→ Written instruction:
Pick out each line below containing "name".

— BEGIN Given information —

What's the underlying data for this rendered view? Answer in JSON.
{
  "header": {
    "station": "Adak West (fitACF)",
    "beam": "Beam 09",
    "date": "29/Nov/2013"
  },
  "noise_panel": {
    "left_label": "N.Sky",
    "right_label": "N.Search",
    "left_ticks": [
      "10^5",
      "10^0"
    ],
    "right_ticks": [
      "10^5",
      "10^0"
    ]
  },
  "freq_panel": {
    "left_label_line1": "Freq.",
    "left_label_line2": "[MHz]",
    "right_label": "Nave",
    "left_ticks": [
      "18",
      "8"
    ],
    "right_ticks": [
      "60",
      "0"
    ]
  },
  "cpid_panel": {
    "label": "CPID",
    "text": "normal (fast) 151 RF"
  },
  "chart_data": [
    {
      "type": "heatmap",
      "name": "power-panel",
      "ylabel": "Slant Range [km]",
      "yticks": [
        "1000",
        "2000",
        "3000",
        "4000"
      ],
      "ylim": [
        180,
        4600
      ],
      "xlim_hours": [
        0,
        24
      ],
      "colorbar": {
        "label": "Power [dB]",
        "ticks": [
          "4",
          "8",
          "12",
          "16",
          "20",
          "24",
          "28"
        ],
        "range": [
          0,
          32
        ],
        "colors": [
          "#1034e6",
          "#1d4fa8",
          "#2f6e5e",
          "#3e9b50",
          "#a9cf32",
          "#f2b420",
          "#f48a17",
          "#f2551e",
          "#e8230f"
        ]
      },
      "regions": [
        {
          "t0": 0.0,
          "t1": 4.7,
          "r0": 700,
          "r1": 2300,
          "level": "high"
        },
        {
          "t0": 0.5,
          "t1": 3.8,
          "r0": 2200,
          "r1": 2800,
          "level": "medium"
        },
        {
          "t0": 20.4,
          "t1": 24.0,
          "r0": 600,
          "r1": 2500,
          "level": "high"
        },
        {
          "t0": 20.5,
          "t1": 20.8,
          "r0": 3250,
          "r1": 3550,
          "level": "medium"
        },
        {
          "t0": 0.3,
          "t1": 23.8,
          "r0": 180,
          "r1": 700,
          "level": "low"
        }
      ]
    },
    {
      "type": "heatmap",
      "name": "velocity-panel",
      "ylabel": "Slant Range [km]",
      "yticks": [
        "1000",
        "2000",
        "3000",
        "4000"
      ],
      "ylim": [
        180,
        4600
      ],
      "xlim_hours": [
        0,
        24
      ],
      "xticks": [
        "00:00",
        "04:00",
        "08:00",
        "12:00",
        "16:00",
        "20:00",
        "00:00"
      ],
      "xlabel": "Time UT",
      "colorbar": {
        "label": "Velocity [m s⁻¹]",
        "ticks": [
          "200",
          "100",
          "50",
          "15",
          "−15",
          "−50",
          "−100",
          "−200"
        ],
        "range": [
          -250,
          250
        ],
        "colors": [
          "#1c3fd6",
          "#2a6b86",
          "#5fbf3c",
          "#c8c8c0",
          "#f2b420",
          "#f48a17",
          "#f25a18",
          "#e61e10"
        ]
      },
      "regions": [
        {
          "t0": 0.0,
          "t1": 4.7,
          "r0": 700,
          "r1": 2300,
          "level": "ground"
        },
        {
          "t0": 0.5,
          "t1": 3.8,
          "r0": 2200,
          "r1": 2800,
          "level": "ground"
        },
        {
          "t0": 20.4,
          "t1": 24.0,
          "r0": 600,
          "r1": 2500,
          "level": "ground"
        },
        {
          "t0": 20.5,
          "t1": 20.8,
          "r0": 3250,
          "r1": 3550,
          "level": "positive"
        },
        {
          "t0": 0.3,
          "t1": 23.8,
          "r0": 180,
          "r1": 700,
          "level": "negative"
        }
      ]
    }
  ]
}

— END Given information —

→ Solution to this problem:
      "name": "power-panel",
      "name": "velocity-panel",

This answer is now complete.